··· Selection ···

I’m on this British accent thing again because you guys just announced your lineup for World Cup broadcasts. Talk about a kick in the nads to the American soccer establishment! Here’s the opening line from your announcement:

“ESPN’s World Cup telecasts will have a British accent.

“Adrian Healey, Derek Rae and Ian Darke have been hired by ESPN for its U.S. broadcasts at this year’s World Cup and will join Martin Tyler to give the network British play-by-play announcers for all 64 games beginning June 11.”

Man, that’s a fine “How Do You Do” for Yankee viewers …and announcers.

In an open letter to ESPN, Davis asks “couldn’t you guys at ESPN squeeze an American voice into the play-by-play lineup?  Is American soccer such a craphole wasteland that a guy like JP Dellacamera can’t get a bite of the play-by-play mic?”

Dellacamera is certainly hard done by here. Most odd of all, as EPL Talk has commented, is that United States games (including against England) will not have an American voice as lead commentator. The only American voice we will hear is the dull John Harkes.

What Davis doesn’t mention is the disappointing coverage provided by ESPN at the previous World Cup behind the microphone, led by baseball guy Dave O’Brien, as this New York Times article from July 2006 reminds us:

At the beginning of this tournament, we received so many comments from readers complaining about the ESPN and ABC announcers that we had to ask you to stop sending them in. It was true, however, that like many of you, I found it so hard to listen to their game commentary that I switched to Univision — even though I was describing matches live and needed a steady flow of information. It felt as if whatever information I was getting through half-understood Spanish was superior to what I was getting on the English-language telecasts.

··· Data rows ···

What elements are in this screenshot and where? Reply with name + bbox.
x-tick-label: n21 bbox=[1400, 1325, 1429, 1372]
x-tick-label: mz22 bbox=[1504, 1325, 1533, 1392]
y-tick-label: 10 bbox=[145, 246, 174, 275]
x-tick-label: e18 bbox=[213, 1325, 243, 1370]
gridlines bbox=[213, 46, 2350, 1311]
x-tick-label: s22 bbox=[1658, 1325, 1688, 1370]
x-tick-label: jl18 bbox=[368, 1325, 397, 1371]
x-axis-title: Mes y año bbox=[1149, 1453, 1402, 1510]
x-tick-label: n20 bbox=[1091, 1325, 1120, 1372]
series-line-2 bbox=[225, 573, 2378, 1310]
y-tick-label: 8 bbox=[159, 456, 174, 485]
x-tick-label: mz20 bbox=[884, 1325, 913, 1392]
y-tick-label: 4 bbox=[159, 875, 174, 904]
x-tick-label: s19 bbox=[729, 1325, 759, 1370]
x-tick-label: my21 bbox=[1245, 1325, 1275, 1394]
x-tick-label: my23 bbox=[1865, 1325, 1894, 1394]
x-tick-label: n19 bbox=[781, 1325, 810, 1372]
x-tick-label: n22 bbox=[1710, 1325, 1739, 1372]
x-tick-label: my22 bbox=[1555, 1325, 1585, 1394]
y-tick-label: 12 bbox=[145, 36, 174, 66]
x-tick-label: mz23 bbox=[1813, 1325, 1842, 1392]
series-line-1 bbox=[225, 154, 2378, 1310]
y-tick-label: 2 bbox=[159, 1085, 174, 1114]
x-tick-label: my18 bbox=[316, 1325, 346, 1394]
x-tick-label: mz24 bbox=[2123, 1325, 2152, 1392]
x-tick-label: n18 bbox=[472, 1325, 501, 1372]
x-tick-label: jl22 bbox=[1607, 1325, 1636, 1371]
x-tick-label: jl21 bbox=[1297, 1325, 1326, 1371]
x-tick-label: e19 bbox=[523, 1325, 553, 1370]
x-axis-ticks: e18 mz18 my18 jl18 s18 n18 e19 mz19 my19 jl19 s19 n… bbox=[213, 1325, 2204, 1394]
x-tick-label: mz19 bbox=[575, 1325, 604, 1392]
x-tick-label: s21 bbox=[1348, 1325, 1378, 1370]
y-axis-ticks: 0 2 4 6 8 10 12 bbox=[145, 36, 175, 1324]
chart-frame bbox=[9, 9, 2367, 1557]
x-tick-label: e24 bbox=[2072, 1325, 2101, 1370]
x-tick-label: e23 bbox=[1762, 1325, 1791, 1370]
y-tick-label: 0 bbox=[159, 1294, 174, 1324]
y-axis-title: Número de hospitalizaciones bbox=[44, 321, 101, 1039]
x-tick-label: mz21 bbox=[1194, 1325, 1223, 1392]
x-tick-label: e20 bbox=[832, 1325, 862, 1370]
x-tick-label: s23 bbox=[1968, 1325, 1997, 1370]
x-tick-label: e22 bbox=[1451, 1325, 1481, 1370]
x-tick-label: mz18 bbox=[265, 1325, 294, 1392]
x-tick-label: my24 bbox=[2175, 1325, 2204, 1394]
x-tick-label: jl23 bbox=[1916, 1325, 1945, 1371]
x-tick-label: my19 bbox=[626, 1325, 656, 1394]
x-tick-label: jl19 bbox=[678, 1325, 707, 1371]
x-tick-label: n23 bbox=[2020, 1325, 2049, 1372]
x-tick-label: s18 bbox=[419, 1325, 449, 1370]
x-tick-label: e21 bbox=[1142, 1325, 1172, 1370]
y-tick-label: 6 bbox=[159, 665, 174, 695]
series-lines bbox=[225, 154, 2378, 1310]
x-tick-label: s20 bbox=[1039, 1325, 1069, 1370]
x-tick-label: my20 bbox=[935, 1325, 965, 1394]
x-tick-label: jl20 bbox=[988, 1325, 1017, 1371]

···
··· Data rows ···

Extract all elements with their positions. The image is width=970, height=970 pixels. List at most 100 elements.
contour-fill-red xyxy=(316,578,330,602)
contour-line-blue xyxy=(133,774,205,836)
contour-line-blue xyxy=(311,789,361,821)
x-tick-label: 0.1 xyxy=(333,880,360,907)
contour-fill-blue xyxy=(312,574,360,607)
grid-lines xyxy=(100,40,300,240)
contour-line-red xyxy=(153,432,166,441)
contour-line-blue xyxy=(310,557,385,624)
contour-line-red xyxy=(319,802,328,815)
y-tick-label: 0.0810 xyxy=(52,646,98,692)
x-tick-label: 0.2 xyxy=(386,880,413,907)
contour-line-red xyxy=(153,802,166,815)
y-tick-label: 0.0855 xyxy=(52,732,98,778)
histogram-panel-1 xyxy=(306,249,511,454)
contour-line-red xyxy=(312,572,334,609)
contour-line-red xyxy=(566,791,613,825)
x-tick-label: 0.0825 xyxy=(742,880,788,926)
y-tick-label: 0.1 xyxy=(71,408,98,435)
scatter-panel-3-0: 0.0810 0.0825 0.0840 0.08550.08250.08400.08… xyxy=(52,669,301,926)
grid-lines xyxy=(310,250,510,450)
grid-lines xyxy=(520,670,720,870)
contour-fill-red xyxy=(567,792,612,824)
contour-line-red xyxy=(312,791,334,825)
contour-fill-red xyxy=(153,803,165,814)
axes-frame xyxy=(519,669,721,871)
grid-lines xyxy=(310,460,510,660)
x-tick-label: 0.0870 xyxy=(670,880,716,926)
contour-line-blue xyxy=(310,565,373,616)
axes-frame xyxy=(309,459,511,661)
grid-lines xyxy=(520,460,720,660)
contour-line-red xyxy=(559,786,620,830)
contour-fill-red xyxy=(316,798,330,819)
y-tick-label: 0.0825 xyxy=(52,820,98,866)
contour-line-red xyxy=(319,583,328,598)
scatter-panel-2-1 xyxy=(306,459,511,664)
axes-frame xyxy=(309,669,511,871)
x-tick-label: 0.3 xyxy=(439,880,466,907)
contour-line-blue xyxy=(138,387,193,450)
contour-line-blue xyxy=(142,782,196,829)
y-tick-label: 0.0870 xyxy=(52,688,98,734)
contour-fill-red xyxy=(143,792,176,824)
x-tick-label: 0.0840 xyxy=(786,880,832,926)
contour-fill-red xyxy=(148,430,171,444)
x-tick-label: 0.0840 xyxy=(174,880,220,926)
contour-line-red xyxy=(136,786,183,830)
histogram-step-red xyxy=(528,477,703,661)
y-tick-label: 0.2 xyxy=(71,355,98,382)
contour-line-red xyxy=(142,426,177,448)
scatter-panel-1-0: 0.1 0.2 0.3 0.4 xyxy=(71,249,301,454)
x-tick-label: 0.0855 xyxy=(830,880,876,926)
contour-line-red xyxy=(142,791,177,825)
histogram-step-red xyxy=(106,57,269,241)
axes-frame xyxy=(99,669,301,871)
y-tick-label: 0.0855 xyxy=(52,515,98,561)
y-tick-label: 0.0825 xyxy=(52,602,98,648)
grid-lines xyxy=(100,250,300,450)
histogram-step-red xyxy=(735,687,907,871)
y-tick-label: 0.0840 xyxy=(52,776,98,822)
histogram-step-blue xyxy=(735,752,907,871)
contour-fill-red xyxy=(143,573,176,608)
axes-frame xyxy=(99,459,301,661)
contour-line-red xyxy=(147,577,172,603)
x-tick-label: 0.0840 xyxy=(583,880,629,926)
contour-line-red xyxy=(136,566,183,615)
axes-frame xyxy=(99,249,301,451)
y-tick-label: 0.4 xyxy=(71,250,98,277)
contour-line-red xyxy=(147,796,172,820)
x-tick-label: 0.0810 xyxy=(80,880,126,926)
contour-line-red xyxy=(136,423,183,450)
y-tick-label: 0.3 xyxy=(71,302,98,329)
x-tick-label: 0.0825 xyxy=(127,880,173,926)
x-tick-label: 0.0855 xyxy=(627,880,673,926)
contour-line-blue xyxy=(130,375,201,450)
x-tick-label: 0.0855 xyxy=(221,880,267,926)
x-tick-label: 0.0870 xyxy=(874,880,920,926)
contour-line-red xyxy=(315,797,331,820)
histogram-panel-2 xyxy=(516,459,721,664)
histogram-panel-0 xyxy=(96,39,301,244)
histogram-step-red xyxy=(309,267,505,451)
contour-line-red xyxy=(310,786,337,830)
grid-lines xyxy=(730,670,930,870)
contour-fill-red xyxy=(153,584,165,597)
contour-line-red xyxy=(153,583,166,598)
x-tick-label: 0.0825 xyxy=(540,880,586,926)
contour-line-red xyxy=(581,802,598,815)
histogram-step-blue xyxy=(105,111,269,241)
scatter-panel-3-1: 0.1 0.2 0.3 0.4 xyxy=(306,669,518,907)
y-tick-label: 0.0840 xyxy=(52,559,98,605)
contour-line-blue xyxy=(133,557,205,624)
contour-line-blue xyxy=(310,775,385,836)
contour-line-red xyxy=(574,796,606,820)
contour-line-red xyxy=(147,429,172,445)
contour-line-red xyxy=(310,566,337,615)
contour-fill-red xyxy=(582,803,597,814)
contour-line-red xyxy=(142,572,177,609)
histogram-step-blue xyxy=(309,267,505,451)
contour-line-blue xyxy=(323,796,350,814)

···

## Required work
Substitute "English accent" for "British accent" in the passage on ESPN's World Cup announcers, reproducing it from the words "I’m on this" through "a British accent.". The data is not required for this work.

## Exercise output
I’m on this English accent thing again because you guys just announced your lineup for World Cup broadcasts. Talk about a kick in the nads to the American soccer establishment! Here’s the opening line from your announcement:

“ESPN’s World Cup telecasts will have a English accent.